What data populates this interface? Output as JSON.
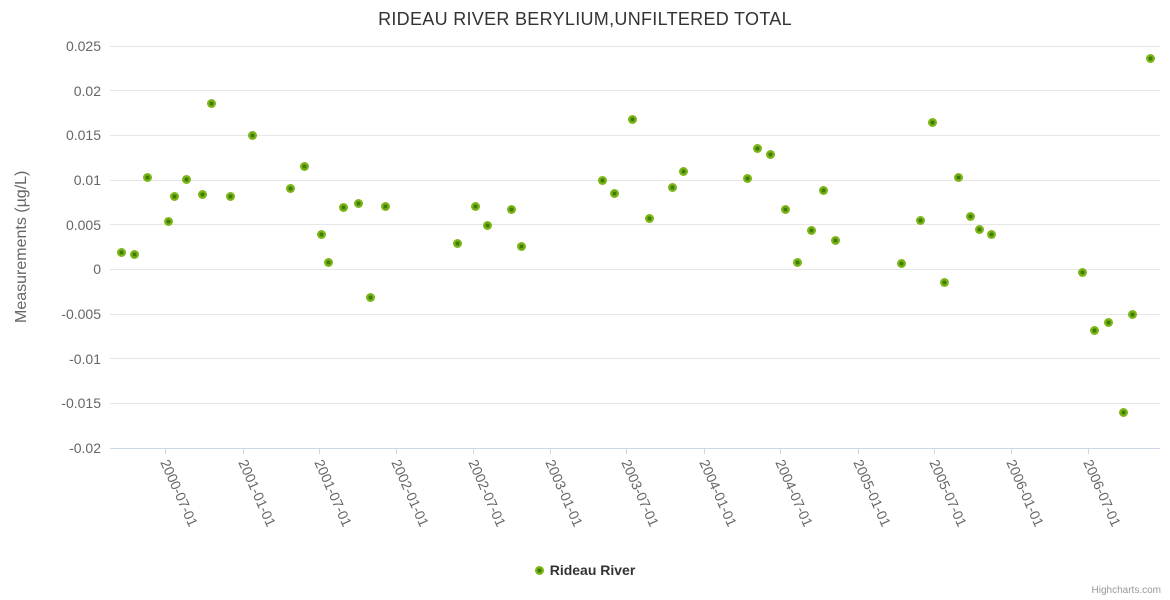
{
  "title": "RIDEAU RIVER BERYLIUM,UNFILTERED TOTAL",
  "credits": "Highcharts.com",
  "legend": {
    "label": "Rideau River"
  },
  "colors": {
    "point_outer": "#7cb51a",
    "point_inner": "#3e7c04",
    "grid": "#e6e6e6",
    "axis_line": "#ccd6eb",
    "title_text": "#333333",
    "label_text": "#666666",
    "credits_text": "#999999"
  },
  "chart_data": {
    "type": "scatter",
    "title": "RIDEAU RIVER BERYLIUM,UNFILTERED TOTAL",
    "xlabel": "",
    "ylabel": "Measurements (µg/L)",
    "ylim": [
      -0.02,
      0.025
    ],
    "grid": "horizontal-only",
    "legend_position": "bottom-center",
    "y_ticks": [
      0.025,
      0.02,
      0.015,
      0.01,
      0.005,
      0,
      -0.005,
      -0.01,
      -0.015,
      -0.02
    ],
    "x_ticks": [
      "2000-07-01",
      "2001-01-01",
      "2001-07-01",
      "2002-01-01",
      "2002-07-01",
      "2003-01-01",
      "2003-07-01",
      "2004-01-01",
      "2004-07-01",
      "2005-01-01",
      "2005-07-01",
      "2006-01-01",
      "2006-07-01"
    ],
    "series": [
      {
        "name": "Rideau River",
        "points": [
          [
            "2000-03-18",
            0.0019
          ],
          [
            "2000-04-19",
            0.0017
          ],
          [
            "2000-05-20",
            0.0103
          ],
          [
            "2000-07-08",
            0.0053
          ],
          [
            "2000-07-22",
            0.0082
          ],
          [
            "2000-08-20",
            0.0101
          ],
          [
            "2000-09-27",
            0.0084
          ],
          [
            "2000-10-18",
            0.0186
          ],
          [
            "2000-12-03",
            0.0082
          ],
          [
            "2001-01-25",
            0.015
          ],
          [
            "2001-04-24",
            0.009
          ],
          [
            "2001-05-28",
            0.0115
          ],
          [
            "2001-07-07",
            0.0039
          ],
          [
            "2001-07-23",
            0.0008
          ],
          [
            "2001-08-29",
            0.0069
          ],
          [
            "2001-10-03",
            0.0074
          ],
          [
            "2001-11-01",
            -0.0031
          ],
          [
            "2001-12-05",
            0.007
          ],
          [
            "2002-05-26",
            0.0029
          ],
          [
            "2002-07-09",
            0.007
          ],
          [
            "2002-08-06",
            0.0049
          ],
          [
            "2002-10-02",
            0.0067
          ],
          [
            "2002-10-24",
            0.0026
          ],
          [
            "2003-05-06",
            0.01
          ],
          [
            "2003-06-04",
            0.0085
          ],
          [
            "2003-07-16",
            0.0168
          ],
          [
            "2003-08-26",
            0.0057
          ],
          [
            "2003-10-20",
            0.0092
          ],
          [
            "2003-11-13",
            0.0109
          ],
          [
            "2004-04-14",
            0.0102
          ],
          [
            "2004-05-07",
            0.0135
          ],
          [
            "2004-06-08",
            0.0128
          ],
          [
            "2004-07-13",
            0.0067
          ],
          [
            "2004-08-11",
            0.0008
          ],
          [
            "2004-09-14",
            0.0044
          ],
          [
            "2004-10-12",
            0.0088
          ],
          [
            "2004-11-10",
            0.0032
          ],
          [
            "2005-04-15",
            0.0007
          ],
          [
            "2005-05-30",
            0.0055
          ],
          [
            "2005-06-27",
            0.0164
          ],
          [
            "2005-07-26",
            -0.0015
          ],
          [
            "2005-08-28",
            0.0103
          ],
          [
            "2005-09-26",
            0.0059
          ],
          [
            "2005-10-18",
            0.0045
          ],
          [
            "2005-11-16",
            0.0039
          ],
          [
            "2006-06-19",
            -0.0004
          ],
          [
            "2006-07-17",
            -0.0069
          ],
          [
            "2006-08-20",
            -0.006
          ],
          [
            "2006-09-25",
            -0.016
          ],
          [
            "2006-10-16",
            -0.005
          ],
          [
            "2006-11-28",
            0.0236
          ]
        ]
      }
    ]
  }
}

________________________________________

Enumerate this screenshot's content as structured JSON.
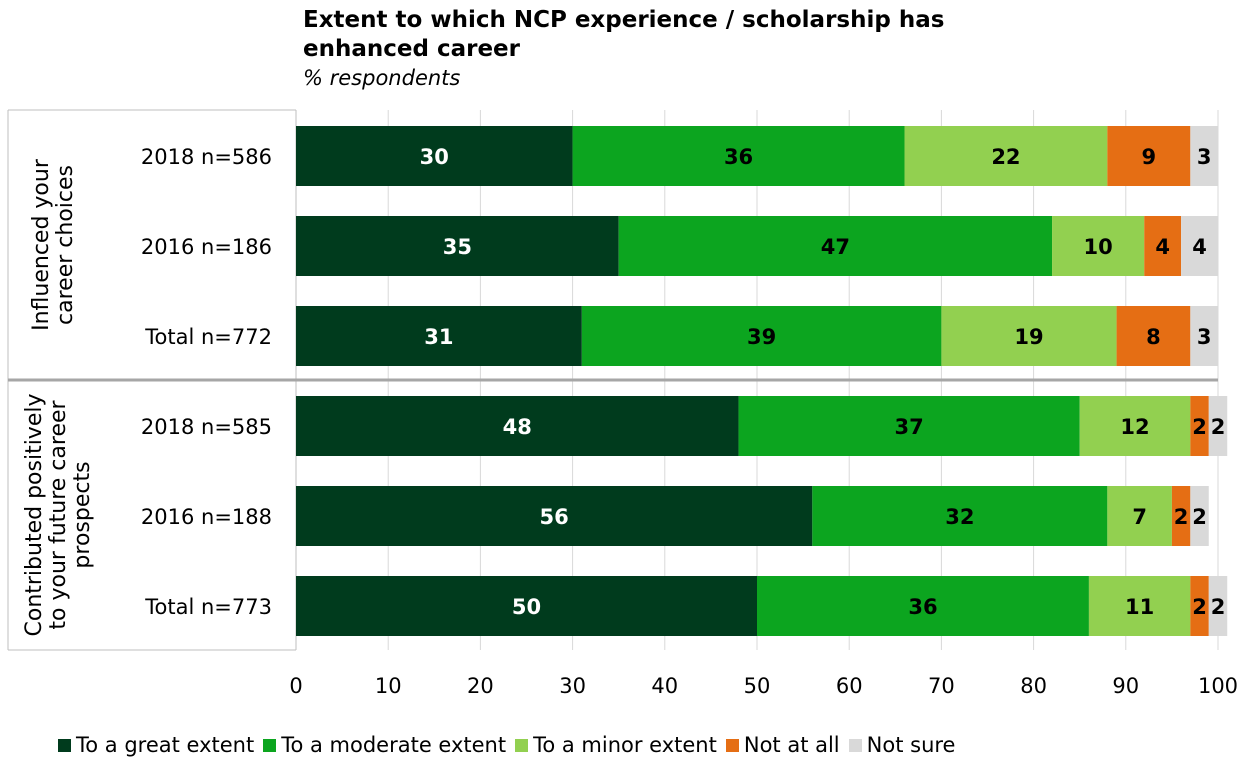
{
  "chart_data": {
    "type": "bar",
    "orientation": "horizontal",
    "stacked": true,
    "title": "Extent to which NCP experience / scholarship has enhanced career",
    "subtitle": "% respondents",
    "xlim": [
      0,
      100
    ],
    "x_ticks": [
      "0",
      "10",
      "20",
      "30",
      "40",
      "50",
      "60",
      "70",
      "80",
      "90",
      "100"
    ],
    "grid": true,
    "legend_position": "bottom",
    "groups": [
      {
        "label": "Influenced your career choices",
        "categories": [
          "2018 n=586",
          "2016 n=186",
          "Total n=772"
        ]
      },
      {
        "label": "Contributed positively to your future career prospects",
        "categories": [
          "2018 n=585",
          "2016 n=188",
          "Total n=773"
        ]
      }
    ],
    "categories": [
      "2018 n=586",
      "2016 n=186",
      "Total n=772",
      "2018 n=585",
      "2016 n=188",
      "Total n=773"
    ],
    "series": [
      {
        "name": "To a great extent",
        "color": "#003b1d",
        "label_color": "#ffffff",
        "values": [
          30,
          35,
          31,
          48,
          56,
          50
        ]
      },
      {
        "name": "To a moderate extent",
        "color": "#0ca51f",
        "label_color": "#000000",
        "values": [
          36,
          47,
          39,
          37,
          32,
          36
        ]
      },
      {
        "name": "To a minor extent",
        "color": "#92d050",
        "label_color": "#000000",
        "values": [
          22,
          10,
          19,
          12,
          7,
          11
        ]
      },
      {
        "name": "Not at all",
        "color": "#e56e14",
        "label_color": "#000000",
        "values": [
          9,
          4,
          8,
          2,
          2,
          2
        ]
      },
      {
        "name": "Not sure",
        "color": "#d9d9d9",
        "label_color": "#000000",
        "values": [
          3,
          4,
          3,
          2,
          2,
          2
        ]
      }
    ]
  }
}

________________________________________

• Exercise: State the number of lines above that hold the string "name", with nothing added.

• Exercise result: 6